— Begin Task data —

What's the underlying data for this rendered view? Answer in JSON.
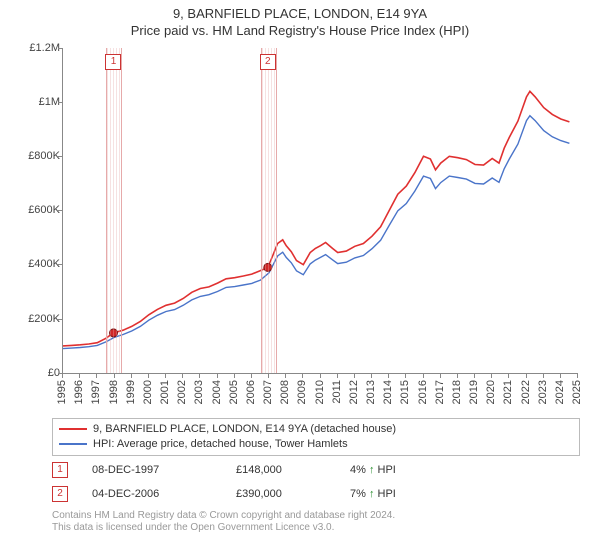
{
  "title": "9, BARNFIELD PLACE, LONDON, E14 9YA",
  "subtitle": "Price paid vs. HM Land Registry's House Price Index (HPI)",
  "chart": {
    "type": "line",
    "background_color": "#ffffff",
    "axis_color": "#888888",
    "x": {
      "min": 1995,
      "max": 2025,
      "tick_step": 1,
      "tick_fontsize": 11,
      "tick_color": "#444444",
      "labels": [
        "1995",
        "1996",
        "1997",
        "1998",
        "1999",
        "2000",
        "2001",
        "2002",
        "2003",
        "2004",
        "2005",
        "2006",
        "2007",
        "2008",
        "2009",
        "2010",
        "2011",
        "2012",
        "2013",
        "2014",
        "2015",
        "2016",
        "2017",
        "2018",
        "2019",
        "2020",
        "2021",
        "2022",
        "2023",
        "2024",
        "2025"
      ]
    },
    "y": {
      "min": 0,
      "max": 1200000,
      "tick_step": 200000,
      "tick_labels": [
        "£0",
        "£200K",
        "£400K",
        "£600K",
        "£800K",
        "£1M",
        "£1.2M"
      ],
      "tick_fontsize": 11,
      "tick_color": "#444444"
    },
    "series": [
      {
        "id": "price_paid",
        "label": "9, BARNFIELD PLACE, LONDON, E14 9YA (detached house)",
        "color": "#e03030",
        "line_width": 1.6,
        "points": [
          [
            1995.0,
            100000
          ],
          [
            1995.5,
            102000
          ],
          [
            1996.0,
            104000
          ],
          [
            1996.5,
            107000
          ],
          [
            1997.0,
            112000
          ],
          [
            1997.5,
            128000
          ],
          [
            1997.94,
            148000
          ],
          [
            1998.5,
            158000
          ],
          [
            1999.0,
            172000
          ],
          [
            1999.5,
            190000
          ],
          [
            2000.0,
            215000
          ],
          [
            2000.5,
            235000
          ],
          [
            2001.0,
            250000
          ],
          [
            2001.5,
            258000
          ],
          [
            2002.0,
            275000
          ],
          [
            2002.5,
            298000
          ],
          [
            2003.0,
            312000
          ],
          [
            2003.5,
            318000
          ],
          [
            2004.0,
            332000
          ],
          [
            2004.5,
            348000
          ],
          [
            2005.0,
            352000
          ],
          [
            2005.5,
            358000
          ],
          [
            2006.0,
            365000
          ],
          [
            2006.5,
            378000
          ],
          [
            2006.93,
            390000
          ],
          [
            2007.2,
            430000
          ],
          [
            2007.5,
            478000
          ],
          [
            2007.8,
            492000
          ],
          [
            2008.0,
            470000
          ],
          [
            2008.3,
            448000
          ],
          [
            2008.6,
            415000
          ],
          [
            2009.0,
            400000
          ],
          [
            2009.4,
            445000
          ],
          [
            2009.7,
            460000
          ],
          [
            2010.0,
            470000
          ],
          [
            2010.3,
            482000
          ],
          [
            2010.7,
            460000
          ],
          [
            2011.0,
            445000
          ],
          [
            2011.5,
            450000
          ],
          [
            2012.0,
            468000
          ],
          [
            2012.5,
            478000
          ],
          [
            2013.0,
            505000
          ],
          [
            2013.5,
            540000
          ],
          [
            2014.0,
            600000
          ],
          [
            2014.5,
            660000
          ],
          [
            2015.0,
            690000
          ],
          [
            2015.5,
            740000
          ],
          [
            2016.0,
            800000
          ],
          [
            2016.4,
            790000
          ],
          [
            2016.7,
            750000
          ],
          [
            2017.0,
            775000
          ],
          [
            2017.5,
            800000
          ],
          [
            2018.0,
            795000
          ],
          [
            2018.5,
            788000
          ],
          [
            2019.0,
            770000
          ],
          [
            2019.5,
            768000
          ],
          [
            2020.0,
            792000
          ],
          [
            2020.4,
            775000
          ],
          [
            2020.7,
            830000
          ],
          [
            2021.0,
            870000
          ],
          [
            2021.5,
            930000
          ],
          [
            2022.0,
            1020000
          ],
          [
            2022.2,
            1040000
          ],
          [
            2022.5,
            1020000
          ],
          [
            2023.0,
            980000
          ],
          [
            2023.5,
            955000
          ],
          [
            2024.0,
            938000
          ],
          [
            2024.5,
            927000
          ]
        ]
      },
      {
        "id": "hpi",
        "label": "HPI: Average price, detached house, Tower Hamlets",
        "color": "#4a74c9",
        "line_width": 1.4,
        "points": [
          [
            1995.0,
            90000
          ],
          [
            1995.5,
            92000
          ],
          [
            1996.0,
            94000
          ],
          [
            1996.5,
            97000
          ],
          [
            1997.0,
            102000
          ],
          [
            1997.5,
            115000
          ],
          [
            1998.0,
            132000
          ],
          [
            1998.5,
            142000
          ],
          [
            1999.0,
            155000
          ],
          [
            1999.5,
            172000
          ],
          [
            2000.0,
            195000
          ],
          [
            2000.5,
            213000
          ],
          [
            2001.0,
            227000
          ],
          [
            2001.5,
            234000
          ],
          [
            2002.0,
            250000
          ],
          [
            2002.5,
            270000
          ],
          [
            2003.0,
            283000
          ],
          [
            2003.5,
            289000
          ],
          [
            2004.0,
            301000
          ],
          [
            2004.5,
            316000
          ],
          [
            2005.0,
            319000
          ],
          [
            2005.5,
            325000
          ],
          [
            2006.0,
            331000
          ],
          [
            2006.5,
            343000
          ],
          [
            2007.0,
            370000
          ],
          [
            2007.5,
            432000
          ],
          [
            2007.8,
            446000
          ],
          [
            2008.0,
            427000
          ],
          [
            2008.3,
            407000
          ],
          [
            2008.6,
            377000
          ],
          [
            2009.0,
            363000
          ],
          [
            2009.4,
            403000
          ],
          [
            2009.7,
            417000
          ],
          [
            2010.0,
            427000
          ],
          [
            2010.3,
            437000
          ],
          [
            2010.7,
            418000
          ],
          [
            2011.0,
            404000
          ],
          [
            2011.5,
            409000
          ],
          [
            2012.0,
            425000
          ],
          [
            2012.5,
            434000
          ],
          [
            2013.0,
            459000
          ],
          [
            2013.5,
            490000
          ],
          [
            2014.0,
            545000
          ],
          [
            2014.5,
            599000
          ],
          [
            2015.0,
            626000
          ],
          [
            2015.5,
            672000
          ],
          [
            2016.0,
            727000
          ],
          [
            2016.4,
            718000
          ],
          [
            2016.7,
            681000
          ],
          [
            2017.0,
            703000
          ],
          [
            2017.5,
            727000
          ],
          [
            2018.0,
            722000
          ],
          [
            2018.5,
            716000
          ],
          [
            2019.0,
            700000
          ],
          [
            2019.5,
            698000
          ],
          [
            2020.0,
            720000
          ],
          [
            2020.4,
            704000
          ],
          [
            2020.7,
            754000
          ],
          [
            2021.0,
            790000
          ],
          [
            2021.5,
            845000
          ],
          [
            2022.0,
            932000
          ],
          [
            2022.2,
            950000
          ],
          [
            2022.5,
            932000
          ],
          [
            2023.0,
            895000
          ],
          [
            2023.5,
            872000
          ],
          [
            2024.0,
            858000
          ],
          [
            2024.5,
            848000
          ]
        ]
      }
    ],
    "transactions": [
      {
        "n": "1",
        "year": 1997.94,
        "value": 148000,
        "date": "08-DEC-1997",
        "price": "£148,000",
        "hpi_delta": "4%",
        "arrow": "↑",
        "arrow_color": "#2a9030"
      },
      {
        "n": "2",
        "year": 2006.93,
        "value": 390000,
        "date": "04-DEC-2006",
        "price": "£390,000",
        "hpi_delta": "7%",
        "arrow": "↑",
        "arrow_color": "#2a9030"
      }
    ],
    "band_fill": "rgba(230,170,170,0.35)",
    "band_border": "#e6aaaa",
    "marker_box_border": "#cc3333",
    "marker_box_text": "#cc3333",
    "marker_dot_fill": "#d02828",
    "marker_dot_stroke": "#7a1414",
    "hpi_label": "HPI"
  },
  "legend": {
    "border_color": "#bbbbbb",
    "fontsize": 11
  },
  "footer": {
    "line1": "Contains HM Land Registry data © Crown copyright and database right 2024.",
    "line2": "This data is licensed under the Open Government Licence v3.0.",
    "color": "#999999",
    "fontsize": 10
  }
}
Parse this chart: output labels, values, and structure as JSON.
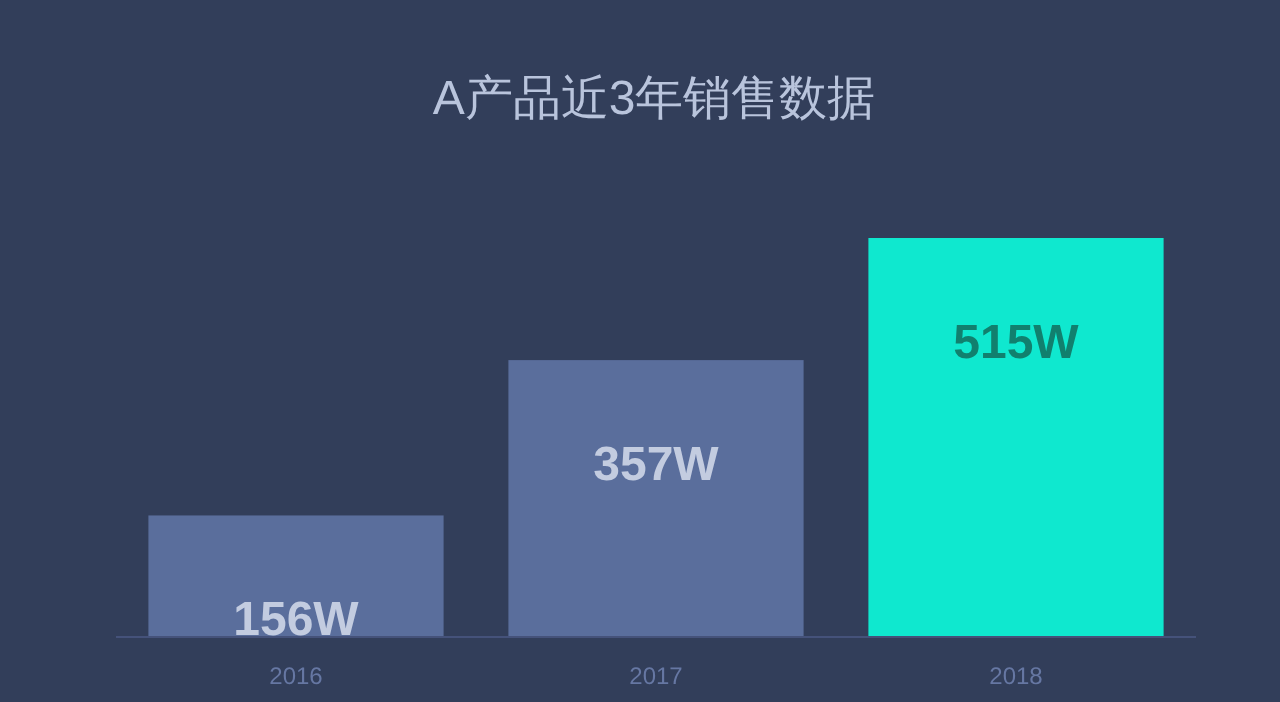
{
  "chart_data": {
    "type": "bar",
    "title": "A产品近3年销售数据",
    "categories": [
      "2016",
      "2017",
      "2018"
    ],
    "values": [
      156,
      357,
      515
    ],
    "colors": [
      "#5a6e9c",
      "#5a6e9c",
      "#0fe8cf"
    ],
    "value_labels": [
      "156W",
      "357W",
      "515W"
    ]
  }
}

— End Task data —
— Begin Task data —

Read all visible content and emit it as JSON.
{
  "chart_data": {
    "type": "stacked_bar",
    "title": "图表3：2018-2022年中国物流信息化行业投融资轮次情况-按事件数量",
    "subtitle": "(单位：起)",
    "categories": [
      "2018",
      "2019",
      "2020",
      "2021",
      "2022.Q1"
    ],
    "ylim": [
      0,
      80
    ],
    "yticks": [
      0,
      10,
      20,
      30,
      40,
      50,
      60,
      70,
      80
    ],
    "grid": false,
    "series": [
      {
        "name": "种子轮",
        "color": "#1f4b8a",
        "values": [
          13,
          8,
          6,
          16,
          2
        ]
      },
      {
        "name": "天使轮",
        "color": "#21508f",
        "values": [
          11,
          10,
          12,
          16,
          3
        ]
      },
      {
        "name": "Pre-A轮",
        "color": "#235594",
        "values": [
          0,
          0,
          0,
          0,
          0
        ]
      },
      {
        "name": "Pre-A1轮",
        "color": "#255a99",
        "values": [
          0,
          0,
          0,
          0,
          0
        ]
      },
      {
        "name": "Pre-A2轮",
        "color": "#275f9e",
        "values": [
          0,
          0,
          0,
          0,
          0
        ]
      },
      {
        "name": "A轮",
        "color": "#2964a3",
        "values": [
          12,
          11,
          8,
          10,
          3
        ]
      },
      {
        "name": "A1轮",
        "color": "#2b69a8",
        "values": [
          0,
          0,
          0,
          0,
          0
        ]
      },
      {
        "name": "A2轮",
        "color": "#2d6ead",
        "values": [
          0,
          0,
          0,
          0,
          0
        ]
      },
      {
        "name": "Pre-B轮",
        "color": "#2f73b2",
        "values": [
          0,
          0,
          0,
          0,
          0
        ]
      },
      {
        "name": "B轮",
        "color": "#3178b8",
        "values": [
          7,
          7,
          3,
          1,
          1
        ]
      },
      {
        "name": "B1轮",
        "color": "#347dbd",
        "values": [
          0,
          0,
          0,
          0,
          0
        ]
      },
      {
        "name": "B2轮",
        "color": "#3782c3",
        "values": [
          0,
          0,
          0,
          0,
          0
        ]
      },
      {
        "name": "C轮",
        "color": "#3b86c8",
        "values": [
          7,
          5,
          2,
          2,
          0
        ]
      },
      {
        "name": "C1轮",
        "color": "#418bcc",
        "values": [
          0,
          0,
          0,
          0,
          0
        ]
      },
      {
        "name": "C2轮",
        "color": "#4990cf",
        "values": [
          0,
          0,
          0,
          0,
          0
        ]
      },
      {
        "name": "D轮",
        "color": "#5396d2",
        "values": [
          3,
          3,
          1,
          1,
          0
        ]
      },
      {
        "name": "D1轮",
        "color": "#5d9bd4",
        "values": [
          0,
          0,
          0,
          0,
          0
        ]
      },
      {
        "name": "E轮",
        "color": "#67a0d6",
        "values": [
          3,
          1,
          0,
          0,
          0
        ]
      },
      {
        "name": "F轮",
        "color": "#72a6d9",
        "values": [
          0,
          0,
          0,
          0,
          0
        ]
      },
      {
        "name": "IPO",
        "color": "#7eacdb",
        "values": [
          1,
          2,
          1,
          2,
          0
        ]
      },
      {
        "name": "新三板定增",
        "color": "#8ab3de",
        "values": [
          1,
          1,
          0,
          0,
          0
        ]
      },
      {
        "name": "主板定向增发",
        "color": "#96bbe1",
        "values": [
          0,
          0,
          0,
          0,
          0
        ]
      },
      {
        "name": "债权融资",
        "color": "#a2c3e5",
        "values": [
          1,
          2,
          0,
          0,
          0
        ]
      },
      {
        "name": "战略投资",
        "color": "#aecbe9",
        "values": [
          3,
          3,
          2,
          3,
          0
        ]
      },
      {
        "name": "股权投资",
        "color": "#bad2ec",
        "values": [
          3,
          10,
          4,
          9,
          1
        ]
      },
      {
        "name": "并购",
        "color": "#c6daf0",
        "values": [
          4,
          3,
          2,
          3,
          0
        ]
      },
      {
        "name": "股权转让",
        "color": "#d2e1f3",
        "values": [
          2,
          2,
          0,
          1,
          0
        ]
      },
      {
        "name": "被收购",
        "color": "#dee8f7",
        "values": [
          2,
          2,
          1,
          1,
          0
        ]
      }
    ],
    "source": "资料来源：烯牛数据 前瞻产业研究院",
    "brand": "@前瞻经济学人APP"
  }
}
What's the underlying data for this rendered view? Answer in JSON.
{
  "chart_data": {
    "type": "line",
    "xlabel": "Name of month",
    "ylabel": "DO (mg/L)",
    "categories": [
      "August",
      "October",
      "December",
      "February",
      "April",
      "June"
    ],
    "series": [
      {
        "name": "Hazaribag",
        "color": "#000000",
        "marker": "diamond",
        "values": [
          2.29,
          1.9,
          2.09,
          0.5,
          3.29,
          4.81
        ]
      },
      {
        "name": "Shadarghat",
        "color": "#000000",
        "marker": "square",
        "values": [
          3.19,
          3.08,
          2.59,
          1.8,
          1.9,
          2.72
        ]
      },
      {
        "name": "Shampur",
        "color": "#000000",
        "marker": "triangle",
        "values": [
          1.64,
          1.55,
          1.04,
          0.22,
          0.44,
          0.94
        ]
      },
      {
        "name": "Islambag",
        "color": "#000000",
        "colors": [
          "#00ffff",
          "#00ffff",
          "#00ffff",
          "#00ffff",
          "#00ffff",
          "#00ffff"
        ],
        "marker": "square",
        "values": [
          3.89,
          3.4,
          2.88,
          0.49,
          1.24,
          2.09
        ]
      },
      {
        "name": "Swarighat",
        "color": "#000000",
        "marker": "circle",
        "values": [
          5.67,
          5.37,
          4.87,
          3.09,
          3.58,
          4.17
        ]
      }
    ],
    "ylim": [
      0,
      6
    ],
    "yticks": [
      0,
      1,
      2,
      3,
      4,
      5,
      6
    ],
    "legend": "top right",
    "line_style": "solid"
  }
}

— End Task data —
— Begin Task data —

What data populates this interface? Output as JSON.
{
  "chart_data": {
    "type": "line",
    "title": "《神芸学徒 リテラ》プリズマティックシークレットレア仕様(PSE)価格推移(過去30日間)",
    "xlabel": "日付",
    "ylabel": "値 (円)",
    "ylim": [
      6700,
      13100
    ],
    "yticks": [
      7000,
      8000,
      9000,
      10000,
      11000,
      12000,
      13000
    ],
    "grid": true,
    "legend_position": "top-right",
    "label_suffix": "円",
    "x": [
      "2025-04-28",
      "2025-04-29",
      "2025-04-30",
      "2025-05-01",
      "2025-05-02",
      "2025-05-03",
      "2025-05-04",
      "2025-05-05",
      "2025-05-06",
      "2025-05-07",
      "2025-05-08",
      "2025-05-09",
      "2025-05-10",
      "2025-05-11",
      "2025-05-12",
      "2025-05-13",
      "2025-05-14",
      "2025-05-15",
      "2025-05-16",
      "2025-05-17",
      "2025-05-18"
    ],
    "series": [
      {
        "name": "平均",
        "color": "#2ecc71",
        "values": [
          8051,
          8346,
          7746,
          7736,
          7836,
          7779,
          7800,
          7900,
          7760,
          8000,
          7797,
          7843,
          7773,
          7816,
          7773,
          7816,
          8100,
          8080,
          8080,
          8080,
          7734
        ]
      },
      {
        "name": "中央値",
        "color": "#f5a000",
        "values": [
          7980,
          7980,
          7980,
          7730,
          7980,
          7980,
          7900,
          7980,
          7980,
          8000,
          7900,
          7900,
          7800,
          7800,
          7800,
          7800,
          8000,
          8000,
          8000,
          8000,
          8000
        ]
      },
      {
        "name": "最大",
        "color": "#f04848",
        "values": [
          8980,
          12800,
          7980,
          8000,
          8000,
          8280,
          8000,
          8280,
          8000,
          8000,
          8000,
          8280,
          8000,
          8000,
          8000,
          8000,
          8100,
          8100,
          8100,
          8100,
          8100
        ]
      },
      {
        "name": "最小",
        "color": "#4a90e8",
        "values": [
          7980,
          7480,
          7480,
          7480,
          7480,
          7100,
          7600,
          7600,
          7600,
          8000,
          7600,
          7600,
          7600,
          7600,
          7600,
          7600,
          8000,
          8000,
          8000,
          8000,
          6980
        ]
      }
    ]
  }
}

— End Task data —

# What the exercise asks
Isolate the lines that hold the word "Registry" and copy all of them.

# Expected answer
  "subtitle": "Price paid vs. HM Land Registry's House Price Index (HPI)",
    "line1": "Contains HM Land Registry data © Crown copyright and database right 2024.",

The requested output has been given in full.